(Data excerpts)

-- Start --

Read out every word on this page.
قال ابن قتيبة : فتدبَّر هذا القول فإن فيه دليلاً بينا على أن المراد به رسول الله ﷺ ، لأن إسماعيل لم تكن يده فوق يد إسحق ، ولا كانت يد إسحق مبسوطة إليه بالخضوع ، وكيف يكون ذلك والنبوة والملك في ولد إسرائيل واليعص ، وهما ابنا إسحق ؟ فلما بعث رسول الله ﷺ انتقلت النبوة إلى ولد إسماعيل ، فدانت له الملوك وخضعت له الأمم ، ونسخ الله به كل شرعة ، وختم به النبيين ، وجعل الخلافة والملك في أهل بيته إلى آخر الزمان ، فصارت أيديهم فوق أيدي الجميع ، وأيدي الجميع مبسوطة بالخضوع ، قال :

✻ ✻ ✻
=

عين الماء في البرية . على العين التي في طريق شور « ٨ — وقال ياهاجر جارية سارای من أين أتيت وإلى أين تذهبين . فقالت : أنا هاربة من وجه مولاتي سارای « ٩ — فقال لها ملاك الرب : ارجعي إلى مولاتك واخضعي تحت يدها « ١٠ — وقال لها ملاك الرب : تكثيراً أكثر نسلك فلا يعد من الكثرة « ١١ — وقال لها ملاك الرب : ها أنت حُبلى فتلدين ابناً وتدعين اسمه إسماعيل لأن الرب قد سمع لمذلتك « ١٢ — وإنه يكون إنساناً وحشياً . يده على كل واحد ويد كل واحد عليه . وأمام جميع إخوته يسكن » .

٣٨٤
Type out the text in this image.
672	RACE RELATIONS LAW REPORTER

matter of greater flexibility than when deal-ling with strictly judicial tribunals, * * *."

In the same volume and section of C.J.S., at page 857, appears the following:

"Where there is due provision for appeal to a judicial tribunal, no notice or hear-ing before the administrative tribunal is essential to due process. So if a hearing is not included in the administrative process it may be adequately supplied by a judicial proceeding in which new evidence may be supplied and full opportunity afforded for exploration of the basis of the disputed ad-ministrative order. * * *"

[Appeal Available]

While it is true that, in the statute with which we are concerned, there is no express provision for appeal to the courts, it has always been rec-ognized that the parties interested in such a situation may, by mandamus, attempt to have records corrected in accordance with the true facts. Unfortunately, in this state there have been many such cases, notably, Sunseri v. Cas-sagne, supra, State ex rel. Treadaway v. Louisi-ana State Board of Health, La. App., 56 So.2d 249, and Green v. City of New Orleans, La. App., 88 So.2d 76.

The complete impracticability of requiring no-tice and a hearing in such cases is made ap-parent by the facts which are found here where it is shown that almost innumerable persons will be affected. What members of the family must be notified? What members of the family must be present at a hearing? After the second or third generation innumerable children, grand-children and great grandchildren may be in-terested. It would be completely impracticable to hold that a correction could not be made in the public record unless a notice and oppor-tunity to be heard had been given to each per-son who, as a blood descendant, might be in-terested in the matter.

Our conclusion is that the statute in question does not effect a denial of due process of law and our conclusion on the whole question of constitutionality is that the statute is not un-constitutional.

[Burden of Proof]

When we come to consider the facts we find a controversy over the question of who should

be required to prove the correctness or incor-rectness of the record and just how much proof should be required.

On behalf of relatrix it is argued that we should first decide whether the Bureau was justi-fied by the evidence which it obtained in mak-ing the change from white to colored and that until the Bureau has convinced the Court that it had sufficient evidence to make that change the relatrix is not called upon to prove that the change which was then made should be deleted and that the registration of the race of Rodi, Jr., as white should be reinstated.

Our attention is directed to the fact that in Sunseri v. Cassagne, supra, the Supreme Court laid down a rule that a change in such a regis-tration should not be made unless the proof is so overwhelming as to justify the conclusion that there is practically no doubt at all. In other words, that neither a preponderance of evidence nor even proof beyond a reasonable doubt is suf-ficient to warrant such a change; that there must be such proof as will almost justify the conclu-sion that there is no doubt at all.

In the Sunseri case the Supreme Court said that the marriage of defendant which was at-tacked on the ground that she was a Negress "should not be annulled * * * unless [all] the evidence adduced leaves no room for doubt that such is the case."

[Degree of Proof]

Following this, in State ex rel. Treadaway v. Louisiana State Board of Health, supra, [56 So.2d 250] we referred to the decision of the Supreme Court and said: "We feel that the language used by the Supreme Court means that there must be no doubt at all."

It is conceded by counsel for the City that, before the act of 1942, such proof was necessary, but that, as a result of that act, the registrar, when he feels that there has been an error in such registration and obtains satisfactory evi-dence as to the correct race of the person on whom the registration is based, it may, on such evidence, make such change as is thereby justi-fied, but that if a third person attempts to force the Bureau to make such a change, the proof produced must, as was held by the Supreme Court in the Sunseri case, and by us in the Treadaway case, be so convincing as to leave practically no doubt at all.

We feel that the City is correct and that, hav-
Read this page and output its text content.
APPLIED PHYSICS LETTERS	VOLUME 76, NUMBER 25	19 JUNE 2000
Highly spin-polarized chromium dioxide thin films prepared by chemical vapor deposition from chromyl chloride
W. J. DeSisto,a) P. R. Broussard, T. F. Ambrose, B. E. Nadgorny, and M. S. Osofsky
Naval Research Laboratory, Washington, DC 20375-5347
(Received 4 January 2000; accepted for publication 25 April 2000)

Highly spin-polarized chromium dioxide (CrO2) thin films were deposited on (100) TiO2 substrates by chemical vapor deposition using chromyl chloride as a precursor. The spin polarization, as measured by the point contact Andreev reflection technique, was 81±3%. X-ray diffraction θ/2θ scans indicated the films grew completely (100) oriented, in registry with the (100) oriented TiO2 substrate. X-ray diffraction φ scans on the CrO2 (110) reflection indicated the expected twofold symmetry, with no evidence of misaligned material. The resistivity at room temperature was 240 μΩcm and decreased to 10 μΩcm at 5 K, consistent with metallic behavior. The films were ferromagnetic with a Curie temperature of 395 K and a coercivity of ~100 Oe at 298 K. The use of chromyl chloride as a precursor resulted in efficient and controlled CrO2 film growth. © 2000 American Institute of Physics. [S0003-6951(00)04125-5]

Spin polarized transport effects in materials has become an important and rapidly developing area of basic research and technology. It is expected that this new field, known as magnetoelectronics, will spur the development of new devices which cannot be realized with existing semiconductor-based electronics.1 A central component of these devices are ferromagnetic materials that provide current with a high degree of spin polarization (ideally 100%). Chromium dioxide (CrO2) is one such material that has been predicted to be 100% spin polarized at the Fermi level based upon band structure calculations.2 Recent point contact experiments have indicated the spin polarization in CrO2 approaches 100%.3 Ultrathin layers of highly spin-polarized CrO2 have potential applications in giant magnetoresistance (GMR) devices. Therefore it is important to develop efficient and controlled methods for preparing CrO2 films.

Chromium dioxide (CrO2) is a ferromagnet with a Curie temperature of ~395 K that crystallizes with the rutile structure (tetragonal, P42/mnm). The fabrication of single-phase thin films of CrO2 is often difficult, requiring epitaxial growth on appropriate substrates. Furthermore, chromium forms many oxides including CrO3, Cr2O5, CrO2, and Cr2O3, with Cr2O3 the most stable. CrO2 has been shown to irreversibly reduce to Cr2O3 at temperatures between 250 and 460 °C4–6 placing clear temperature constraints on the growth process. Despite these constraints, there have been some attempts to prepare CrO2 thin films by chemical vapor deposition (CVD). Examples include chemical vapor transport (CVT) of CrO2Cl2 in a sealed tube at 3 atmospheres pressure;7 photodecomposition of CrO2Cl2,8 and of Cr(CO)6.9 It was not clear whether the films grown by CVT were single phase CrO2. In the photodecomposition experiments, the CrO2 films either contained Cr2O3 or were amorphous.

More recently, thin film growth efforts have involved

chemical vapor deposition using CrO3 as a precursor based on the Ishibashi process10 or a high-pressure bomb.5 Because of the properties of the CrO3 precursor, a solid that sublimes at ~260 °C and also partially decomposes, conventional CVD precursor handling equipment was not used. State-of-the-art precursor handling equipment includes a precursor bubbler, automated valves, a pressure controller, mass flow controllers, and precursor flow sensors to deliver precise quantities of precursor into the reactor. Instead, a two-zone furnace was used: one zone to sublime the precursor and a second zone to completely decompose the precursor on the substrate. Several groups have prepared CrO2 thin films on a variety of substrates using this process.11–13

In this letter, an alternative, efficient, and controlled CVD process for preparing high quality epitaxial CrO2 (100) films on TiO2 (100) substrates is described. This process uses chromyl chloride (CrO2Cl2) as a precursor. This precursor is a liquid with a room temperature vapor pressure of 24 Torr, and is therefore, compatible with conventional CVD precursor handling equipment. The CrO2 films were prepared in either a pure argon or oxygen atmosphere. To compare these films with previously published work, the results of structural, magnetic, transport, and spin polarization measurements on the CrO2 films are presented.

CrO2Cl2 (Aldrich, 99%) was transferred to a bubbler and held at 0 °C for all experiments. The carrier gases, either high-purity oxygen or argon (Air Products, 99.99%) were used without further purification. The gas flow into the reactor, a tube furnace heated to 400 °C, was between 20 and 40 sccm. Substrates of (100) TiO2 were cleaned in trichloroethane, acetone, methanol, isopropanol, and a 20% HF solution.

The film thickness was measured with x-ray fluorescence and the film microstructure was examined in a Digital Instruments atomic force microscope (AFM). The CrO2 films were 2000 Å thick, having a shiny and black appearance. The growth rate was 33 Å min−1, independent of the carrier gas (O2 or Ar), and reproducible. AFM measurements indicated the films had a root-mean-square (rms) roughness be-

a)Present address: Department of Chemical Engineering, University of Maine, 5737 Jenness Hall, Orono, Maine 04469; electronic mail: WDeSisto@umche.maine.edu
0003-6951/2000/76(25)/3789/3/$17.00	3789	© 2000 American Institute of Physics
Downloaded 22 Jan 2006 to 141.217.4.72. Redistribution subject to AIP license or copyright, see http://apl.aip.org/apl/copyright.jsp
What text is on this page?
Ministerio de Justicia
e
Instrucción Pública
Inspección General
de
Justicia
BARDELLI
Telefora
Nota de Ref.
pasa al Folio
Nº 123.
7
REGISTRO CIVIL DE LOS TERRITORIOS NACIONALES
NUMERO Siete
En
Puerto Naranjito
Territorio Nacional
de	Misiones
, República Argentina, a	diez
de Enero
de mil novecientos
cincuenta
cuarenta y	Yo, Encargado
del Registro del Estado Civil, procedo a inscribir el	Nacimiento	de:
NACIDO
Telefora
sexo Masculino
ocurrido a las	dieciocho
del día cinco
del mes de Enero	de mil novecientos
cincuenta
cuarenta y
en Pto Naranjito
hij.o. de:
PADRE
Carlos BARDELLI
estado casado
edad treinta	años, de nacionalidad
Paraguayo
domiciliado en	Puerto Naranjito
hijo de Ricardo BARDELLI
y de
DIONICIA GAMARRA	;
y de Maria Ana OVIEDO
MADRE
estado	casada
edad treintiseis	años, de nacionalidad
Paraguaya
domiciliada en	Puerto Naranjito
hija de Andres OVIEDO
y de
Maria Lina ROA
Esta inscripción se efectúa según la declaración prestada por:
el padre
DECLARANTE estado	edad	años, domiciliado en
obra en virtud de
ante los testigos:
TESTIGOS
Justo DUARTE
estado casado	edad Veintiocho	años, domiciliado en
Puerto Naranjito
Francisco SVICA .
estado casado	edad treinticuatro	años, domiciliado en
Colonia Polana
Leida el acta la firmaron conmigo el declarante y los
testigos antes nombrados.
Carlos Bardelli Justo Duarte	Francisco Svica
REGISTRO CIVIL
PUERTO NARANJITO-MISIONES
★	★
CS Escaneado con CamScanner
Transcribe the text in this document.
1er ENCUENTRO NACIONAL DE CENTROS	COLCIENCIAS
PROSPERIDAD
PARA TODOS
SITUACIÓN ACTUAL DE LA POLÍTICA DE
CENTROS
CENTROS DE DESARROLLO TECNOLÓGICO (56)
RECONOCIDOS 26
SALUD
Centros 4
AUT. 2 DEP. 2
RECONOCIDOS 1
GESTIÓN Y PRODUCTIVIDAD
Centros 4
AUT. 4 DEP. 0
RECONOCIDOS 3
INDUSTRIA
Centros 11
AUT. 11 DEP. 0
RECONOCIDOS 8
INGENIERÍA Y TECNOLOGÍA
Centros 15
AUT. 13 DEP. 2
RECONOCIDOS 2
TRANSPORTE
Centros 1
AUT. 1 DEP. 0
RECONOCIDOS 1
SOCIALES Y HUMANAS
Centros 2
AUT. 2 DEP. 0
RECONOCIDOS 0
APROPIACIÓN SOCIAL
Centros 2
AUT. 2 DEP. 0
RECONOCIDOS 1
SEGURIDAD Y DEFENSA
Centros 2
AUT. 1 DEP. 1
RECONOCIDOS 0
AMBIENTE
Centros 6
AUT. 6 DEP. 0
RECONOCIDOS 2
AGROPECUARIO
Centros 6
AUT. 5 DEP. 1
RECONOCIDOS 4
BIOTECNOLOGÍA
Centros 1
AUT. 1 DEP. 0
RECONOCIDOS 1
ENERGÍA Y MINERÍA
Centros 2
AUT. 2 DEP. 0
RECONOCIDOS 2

-- End --

Search the material above for "furnace". Pull out each line where it shows up.

PROBLEM SOLUTION:
chemical vapor deposition using CrO3 as a precursor based on the Ishibashi process10 or a high-pressure bomb.5 Because of the properties of the CrO3 precursor, a solid that sublimes at ~260 °C and also partially decomposes, conventional CVD precursor handling equipment was not used. State-of-the-art precursor handling equipment includes a precursor bubbler, automated valves, a pressure controller, mass flow controllers, and precursor flow sensors to deliver precise quantities of precursor into the reactor. Instead, a two-zone furnace was used: one zone to sublime the precursor and a second zone to completely decompose the precursor on the substrate. Several groups have prepared CrO2 thin films on a variety of substrates using this process.11–13
CrO2Cl2 (Aldrich, 99%) was transferred to a bubbler and held at 0 °C for all experiments. The carrier gases, either high-purity oxygen or argon (Air Products, 99.99%) were used without further purification. The gas flow into the reactor, a tube furnace heated to 400 °C, was between 20 and 40 sccm. Substrates of (100) TiO2 were cleaned in trichloroethane, acetone, methanol, isopropanol, and a 20% HF solution.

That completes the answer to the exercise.